* [Saved data entries]
<<<<
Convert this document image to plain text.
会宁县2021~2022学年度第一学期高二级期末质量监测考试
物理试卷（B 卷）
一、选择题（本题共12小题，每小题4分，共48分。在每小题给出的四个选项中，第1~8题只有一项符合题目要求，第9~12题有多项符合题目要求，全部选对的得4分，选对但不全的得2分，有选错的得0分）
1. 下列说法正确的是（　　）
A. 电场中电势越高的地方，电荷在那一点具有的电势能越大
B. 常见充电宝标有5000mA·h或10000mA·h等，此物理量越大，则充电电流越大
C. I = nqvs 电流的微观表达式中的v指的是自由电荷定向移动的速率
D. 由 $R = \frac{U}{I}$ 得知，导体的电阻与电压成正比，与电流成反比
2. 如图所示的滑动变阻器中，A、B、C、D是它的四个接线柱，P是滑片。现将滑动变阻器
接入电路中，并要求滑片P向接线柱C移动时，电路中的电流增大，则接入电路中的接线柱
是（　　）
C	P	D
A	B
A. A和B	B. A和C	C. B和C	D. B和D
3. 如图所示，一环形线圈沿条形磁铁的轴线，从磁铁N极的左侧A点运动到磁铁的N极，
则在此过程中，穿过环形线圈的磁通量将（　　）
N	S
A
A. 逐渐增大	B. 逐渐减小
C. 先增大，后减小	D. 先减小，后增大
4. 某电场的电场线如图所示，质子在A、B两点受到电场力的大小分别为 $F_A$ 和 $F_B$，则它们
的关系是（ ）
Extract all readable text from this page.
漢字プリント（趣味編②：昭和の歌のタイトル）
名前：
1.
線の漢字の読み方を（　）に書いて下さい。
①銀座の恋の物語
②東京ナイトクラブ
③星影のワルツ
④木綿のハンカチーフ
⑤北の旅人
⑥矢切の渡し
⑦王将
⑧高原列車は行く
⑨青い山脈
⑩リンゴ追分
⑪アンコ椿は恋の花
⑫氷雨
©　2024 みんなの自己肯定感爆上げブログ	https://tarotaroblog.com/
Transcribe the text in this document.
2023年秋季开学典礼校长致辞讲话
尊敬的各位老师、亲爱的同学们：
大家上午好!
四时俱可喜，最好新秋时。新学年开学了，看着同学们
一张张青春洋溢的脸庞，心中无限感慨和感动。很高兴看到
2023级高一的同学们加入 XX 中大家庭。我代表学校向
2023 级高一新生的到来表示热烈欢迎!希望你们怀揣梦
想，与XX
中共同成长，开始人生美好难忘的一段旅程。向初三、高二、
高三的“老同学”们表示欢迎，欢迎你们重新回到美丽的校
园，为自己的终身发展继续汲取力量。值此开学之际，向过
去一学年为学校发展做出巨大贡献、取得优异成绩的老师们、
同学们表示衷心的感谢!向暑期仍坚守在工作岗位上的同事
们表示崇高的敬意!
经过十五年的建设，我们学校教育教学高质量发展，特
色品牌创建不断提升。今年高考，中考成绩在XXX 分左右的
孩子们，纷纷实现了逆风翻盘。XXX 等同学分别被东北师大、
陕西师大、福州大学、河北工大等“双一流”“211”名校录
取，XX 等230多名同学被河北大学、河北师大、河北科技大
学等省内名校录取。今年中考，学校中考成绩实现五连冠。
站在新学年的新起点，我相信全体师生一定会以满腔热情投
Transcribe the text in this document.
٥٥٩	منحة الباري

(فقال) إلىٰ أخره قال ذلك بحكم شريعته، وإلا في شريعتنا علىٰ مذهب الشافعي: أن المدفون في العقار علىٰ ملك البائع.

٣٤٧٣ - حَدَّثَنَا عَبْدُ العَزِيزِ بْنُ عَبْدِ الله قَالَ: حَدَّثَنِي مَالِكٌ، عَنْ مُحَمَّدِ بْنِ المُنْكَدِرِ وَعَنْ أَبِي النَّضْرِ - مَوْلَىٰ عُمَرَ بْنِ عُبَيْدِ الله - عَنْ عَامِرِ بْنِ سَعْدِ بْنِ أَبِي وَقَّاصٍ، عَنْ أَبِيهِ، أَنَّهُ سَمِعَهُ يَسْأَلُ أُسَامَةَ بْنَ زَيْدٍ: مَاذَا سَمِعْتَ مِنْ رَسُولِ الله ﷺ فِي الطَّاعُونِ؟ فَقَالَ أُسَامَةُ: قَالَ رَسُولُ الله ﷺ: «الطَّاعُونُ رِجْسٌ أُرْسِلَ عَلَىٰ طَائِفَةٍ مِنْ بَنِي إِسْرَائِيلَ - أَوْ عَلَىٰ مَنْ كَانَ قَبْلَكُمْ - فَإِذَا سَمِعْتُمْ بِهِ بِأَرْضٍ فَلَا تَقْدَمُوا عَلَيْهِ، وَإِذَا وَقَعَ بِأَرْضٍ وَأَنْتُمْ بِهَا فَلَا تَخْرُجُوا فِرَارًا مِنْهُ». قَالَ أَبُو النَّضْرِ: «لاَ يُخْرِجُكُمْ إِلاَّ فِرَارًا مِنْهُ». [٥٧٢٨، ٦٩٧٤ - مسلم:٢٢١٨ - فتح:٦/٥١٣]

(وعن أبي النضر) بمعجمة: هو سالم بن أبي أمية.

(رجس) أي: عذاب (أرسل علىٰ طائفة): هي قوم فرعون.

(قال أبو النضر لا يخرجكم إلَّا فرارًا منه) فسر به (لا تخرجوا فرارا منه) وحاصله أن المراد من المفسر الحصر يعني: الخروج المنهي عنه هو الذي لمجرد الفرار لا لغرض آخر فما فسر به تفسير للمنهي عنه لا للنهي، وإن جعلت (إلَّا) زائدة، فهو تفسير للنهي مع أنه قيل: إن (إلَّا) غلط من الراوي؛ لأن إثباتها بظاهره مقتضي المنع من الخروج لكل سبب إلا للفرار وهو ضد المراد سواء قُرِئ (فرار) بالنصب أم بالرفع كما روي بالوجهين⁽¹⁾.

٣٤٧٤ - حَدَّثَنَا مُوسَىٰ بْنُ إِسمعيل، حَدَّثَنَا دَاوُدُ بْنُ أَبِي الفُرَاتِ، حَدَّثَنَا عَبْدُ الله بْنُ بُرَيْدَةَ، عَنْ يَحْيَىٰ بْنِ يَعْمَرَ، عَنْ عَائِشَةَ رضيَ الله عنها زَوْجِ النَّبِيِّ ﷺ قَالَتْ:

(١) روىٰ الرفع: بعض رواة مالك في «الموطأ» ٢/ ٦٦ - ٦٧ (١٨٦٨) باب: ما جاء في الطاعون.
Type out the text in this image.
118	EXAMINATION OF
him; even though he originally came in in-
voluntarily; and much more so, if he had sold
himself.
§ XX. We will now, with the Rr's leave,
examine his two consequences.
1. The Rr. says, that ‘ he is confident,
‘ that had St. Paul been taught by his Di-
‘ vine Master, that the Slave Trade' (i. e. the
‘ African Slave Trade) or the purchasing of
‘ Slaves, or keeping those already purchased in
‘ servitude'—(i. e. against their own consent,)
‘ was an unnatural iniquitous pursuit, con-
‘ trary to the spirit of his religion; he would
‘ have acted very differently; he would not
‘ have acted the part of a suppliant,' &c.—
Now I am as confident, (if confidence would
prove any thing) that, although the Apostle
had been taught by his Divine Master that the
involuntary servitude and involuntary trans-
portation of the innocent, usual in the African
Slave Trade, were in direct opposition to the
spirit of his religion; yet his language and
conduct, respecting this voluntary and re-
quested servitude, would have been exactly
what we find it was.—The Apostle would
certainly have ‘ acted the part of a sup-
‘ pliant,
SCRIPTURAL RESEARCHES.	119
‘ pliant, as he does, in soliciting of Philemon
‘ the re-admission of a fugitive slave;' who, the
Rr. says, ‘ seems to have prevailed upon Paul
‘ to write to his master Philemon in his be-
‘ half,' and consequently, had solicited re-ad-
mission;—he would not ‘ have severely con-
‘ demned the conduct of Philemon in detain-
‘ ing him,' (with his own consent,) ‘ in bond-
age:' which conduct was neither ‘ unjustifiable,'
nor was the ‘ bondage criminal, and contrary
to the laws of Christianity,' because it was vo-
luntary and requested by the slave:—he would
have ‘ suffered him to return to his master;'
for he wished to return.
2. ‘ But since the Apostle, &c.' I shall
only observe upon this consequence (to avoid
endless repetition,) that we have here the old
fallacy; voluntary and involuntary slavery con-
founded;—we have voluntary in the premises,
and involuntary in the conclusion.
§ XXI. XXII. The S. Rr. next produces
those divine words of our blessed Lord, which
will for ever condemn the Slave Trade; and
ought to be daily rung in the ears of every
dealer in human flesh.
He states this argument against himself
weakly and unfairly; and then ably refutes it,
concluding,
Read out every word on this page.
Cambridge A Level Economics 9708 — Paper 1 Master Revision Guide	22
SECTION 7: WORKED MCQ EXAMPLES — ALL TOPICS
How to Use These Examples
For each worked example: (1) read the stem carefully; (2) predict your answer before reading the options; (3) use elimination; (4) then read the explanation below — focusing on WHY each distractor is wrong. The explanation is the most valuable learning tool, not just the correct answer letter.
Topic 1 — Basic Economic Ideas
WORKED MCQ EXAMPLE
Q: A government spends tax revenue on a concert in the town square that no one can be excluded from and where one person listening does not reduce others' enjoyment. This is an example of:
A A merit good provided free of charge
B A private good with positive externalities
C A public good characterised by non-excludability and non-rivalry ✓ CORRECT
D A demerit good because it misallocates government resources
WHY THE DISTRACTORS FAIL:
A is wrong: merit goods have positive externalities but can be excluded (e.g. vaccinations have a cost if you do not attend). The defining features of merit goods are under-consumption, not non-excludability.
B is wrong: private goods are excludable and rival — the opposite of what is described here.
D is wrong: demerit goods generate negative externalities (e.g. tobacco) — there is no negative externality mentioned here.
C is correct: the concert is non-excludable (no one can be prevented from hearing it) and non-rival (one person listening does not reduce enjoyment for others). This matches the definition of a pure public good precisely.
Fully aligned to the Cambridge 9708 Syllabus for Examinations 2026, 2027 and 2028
>>>>
* [Written problem]
Search the preceding listing for "public" and extract every line where it is found.

* [Answer for the task]
C A public good characterised by non-excludability and non-rivalry ✓ CORRECT
C is correct: the concert is non-excludable (no one can be prevented from hearing it) and non-rival (one person listening does not reduce enjoyment for others). This matches the definition of a pure public good precisely.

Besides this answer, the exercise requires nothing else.